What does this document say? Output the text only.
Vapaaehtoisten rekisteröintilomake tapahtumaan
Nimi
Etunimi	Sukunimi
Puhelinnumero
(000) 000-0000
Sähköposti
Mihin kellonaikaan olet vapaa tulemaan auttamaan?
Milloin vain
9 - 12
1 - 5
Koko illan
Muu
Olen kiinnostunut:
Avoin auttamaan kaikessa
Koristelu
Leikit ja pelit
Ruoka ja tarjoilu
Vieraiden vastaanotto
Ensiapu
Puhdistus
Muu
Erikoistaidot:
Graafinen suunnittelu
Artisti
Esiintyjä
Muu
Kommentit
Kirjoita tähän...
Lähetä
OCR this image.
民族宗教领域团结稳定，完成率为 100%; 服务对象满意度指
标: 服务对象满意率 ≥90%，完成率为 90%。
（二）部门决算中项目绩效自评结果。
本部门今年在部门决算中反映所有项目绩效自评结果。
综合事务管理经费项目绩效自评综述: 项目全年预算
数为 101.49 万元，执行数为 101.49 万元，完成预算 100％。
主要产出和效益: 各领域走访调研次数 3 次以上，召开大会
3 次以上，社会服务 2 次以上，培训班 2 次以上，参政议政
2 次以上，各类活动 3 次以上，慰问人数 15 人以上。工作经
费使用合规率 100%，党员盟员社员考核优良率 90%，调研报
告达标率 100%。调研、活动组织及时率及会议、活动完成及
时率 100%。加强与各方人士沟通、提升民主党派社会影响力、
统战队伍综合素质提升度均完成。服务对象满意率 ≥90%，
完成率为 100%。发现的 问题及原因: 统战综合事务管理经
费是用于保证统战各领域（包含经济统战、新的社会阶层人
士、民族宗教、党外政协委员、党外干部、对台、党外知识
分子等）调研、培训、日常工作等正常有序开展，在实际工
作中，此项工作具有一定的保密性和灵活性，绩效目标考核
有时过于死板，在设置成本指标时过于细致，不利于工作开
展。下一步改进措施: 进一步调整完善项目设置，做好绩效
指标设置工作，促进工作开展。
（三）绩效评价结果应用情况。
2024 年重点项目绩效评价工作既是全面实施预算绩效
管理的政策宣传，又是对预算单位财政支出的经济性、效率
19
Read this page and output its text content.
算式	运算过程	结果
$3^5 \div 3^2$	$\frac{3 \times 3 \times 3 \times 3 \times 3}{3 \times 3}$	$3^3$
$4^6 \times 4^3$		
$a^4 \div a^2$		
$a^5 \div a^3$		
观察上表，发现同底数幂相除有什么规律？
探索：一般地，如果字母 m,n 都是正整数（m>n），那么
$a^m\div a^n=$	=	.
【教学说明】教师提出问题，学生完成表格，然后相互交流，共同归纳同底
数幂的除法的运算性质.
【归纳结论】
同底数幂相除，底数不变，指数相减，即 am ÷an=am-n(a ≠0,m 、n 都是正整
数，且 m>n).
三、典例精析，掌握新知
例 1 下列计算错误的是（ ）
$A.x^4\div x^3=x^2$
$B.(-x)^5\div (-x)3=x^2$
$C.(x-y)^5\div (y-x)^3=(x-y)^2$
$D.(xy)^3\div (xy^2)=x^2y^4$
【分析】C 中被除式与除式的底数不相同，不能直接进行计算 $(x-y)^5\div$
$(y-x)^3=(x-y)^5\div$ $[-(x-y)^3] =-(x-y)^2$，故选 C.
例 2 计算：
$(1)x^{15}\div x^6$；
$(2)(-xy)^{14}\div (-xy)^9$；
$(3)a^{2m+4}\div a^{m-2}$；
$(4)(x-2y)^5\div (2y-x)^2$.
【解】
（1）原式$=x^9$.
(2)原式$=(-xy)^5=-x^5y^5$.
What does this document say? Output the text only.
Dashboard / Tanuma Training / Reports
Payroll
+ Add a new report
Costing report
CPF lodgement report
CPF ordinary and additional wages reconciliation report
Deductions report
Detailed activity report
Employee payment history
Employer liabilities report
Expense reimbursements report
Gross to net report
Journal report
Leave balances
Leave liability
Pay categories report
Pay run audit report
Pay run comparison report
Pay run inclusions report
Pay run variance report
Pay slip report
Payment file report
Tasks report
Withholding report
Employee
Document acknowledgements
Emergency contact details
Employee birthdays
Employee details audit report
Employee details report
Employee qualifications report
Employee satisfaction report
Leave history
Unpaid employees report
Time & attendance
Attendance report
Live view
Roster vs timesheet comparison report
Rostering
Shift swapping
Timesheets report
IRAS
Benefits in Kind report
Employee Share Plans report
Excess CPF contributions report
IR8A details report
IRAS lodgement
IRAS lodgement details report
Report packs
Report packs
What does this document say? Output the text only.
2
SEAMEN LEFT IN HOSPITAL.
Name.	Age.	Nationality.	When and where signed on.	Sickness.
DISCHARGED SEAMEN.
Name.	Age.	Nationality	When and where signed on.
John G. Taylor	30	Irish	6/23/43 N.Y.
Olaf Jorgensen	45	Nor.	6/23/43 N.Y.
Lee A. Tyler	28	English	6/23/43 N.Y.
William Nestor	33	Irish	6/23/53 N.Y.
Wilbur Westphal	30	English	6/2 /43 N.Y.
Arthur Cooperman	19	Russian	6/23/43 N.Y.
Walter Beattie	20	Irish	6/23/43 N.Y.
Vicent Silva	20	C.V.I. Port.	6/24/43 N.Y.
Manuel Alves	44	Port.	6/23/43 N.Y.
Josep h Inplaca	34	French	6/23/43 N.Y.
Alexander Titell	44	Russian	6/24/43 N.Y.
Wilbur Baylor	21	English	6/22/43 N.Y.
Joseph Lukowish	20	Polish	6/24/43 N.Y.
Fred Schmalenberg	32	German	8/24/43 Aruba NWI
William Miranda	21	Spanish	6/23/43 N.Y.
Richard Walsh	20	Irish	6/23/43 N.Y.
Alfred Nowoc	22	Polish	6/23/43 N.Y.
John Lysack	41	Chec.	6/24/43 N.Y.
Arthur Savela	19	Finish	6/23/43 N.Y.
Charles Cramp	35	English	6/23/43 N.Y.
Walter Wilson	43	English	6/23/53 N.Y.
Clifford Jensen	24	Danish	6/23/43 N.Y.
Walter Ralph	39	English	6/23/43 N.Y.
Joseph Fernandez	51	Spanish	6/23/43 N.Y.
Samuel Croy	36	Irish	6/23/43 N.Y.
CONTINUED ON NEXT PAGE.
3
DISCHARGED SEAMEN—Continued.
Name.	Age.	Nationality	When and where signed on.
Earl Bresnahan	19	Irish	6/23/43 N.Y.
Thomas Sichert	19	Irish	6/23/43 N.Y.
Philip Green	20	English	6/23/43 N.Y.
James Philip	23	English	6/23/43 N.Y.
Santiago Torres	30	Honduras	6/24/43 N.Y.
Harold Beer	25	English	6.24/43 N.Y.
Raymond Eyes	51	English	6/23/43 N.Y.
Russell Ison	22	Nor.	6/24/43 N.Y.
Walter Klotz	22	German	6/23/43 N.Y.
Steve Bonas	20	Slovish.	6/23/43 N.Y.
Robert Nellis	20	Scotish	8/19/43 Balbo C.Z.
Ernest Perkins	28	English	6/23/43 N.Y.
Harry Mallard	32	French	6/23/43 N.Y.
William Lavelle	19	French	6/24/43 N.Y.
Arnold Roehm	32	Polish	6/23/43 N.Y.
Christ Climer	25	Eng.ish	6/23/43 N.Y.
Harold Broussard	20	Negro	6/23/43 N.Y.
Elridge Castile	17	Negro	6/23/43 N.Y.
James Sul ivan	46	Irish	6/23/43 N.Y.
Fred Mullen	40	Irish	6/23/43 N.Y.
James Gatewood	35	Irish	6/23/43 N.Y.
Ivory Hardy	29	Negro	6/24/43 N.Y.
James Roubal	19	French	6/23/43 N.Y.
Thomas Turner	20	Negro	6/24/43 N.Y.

————

#### [Requirements]
Count each line with "Polish" in it and report that figure by itself.

#### [Task answer]
3